WHAT THE TASK REQUIRES
Your response should be a copy of each line in the listing below that includes the word "title".

SUPPLIED DATA
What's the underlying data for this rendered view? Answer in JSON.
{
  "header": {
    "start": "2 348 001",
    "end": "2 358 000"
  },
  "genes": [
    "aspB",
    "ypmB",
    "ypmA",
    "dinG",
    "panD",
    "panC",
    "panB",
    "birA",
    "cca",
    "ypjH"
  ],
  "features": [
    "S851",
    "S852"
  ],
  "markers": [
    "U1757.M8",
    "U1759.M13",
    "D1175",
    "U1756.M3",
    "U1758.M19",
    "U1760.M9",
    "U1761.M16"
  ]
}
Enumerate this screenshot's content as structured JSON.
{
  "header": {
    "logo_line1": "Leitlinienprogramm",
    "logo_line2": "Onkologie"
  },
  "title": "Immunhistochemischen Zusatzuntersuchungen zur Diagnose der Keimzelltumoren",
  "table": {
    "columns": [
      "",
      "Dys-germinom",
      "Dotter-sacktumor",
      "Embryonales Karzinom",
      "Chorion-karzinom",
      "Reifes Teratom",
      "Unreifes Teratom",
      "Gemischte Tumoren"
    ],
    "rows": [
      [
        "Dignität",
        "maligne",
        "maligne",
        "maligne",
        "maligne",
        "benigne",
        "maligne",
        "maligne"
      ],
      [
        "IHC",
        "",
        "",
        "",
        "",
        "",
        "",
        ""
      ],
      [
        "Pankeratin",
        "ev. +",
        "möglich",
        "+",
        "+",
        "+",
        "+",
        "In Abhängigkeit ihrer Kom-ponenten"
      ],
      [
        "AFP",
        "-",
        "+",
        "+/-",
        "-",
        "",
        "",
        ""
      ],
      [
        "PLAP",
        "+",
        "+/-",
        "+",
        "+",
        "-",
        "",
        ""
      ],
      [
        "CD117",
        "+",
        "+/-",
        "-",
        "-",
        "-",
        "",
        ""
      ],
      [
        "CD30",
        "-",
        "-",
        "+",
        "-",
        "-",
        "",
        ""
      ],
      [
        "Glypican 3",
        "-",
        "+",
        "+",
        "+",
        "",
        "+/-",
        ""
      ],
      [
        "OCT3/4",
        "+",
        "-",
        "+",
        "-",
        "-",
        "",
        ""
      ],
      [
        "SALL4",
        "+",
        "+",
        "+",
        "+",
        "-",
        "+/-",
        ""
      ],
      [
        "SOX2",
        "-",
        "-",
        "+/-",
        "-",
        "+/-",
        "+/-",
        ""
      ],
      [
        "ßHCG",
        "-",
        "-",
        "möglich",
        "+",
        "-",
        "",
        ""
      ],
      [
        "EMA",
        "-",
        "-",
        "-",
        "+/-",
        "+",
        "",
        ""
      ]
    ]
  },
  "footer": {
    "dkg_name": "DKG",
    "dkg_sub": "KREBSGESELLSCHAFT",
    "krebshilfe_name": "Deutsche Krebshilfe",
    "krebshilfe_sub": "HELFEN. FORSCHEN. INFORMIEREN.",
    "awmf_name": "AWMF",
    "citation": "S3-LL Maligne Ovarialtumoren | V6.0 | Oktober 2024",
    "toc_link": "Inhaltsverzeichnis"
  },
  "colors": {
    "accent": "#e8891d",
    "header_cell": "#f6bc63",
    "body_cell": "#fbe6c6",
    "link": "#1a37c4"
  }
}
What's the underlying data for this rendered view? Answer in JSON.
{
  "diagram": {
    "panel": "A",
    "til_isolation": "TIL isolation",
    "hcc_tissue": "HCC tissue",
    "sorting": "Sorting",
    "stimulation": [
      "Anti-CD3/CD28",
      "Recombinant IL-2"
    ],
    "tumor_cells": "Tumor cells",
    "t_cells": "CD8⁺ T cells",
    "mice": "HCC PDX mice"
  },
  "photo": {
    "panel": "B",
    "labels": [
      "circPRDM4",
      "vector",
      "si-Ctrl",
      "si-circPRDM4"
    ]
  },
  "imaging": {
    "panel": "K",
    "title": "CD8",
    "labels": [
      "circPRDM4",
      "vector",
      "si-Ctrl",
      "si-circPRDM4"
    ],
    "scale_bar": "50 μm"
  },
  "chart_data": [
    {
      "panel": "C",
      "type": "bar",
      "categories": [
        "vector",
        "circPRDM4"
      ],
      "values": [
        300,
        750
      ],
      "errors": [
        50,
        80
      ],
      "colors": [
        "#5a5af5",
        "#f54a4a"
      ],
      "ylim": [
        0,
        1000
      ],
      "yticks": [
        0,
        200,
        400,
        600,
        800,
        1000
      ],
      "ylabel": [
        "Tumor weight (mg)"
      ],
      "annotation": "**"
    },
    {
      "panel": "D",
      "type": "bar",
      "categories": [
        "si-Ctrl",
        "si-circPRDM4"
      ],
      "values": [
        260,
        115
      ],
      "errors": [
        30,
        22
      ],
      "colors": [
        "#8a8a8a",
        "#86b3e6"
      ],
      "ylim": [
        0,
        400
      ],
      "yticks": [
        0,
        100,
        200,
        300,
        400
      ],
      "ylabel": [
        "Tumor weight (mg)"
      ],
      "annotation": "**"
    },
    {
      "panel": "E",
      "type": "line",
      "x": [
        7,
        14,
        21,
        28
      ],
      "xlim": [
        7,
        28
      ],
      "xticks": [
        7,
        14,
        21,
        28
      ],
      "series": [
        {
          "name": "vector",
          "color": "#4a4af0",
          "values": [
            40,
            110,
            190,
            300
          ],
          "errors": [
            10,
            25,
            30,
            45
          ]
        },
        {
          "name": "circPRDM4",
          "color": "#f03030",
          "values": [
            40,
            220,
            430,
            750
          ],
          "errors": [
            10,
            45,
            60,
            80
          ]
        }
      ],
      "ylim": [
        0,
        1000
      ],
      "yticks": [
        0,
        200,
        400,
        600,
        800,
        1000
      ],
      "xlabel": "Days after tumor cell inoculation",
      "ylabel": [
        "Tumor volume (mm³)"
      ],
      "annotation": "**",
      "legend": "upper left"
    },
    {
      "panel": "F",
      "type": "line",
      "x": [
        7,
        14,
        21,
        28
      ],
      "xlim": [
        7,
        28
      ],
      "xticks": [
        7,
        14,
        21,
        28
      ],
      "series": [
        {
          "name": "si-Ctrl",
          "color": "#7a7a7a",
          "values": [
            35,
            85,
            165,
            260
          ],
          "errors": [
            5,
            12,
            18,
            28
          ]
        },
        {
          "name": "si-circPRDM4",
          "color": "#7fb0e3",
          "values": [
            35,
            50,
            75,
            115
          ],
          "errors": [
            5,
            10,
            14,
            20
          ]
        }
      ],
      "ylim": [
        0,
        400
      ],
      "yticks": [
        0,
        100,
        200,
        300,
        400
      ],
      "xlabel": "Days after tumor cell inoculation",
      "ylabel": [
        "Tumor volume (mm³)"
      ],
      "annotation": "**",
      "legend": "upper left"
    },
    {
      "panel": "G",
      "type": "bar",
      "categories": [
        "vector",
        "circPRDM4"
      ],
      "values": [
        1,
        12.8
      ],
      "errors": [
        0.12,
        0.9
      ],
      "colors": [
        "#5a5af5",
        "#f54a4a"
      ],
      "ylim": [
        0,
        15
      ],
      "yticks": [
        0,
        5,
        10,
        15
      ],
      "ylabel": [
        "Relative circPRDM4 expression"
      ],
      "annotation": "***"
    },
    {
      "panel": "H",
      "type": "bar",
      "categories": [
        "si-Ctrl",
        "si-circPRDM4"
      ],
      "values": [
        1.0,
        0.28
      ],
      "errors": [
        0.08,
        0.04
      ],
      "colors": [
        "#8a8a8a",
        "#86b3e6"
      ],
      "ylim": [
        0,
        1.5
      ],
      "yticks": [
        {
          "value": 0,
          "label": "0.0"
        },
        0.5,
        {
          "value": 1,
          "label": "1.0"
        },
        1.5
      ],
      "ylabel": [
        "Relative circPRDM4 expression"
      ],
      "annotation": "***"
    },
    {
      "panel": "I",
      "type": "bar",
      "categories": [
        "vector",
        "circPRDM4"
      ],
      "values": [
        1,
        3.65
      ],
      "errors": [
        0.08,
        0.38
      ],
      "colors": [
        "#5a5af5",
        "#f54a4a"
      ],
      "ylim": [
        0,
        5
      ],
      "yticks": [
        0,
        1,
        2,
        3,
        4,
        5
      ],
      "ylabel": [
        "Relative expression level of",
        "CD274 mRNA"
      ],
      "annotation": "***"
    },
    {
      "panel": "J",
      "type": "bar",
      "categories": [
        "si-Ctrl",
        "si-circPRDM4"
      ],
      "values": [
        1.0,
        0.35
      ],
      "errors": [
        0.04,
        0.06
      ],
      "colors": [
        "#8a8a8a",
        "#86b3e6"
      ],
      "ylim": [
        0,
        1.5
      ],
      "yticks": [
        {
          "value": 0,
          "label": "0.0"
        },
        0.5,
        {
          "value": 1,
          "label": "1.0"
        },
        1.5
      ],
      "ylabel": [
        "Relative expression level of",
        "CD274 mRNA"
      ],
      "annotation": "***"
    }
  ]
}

ANSWER TO THIS EXERCISE
  "title": "Immunhistochemischen Zusatzuntersuchungen zur Diagnose der Keimzelltumoren",
    "title": "CD8",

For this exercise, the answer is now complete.